# Provided records
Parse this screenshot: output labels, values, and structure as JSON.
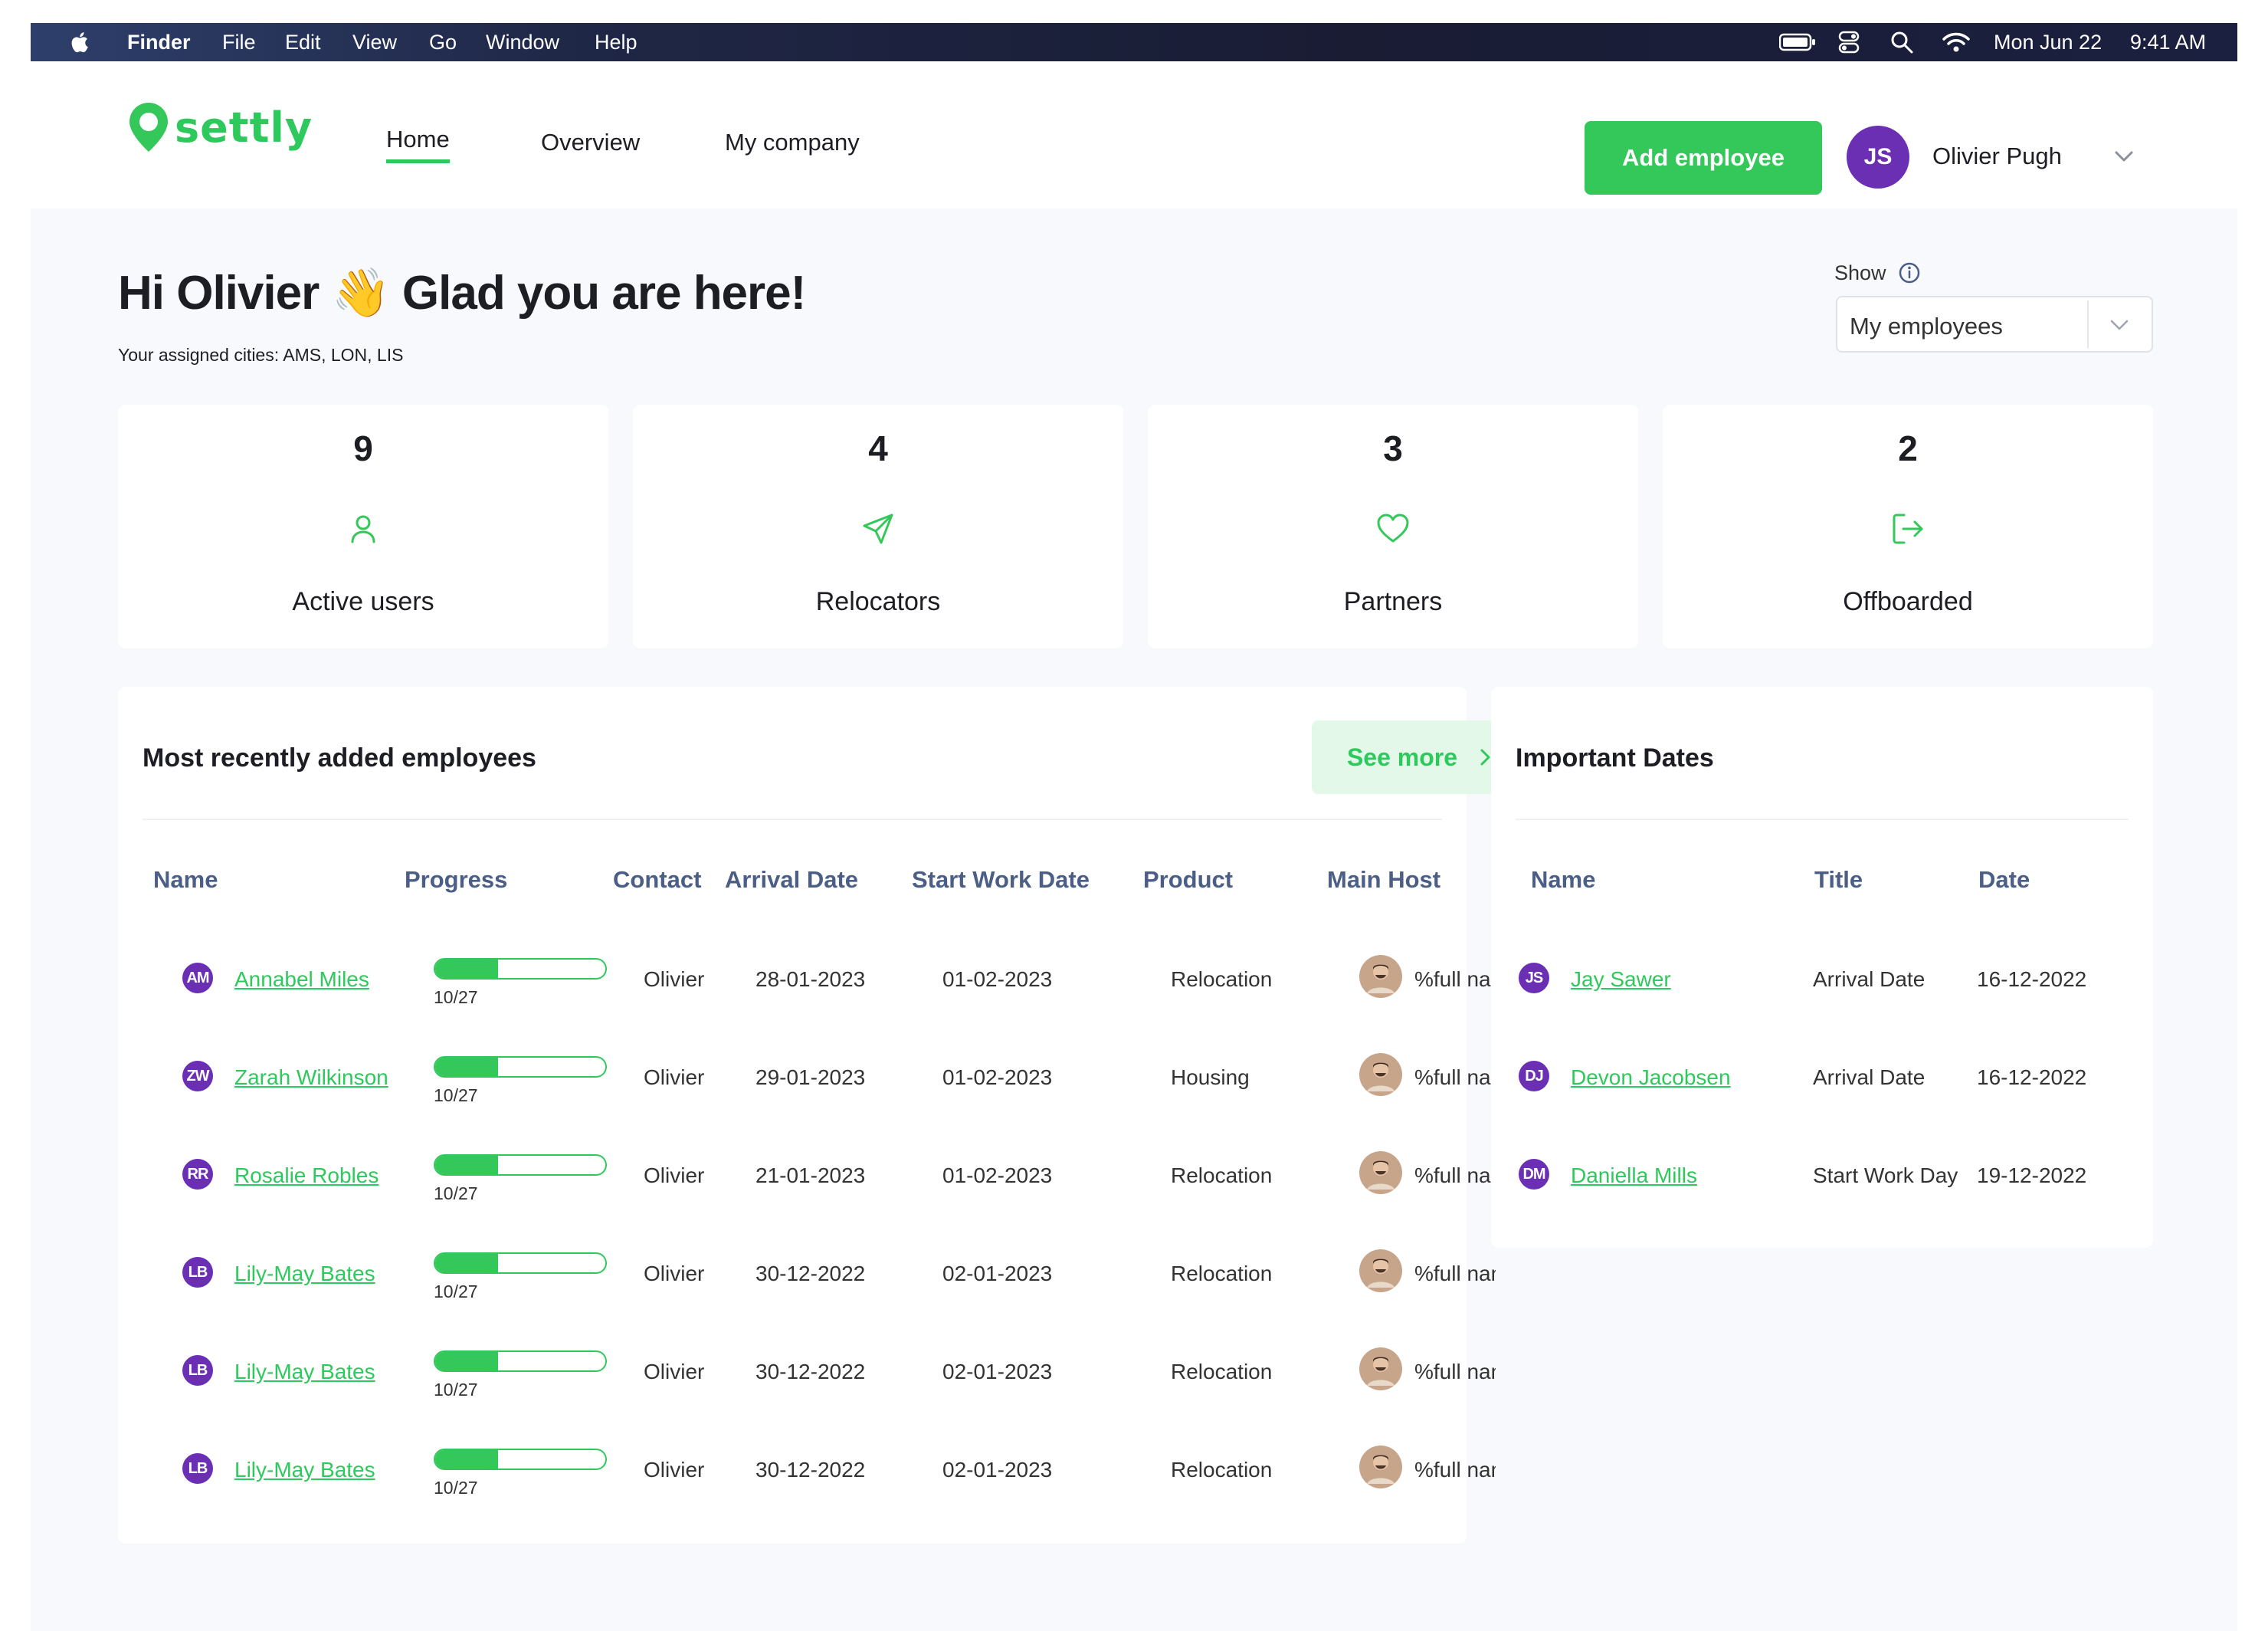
{
  "menubar": {
    "app": "Finder",
    "items": [
      "File",
      "Edit",
      "View",
      "Go",
      "Window",
      "Help"
    ],
    "date": "Mon Jun 22",
    "time": "9:41 AM"
  },
  "brand": {
    "name": "Settly",
    "logo_text": "settly",
    "accent": "#34c759",
    "avatar_color": "#6b2fb3"
  },
  "nav": {
    "home": "Home",
    "overview": "Overview",
    "company": "My company"
  },
  "header": {
    "add_employee": "Add employee",
    "user_initials": "JS",
    "user_name": "Olivier Pugh"
  },
  "greeting": {
    "prefix": "Hi Olivier",
    "emoji": "👋",
    "suffix": "Glad you are here!",
    "cities": "Your assigned cities: AMS, LON, LIS"
  },
  "show": {
    "label": "Show",
    "value": "My employees"
  },
  "stats": [
    {
      "value": "9",
      "label": "Active users",
      "icon": "user-icon"
    },
    {
      "value": "4",
      "label": "Relocators",
      "icon": "send-icon"
    },
    {
      "value": "3",
      "label": "Partners",
      "icon": "heart-icon"
    },
    {
      "value": "2",
      "label": "Offboarded",
      "icon": "logout-icon"
    }
  ],
  "recent": {
    "title": "Most recently added employees",
    "see_more": "See more",
    "columns": [
      "Name",
      "Progress",
      "Contact",
      "Arrival Date",
      "Start Work Date",
      "Product",
      "Main Host"
    ],
    "rows": [
      {
        "initials": "AM",
        "name": "Annabel Miles",
        "progress": 0.37,
        "progress_text": "10/27",
        "contact": "Olivier",
        "arrival": "28-01-2023",
        "start": "01-02-2023",
        "product": "Relocation",
        "host": "%full name%"
      },
      {
        "initials": "ZW",
        "name": "Zarah Wilkinson",
        "progress": 0.37,
        "progress_text": "10/27",
        "contact": "Olivier",
        "arrival": "29-01-2023",
        "start": "01-02-2023",
        "product": "Housing",
        "host": "%full name%"
      },
      {
        "initials": "RR",
        "name": "Rosalie Robles",
        "progress": 0.37,
        "progress_text": "10/27",
        "contact": "Olivier",
        "arrival": "21-01-2023",
        "start": "01-02-2023",
        "product": "Relocation",
        "host": "%full name%"
      },
      {
        "initials": "LB",
        "name": "Lily-May Bates",
        "progress": 0.37,
        "progress_text": "10/27",
        "contact": "Olivier",
        "arrival": "30-12-2022",
        "start": "02-01-2023",
        "product": "Relocation",
        "host": "%full name%"
      },
      {
        "initials": "LB",
        "name": "Lily-May Bates",
        "progress": 0.37,
        "progress_text": "10/27",
        "contact": "Olivier",
        "arrival": "30-12-2022",
        "start": "02-01-2023",
        "product": "Relocation",
        "host": "%full name%"
      },
      {
        "initials": "LB",
        "name": "Lily-May Bates",
        "progress": 0.37,
        "progress_text": "10/27",
        "contact": "Olivier",
        "arrival": "30-12-2022",
        "start": "02-01-2023",
        "product": "Relocation",
        "host": "%full name%"
      }
    ]
  },
  "dates": {
    "title": "Important Dates",
    "columns": [
      "Name",
      "Title",
      "Date"
    ],
    "rows": [
      {
        "initials": "JS",
        "name": "Jay Sawer",
        "title": "Arrival Date",
        "date": "16-12-2022"
      },
      {
        "initials": "DJ",
        "name": "Devon Jacobsen",
        "title": "Arrival Date",
        "date": "16-12-2022"
      },
      {
        "initials": "DM",
        "name": "Daniella Mills",
        "title": "Start Work Day",
        "date": "19-12-2022"
      }
    ]
  }
}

# Work instructions
Filter the records above and return every line that holds the word "icon".

# Solved exercise
      "icon": "user-icon"
      "icon": "send-icon"
      "icon": "heart-icon"
      "icon": "logout-icon"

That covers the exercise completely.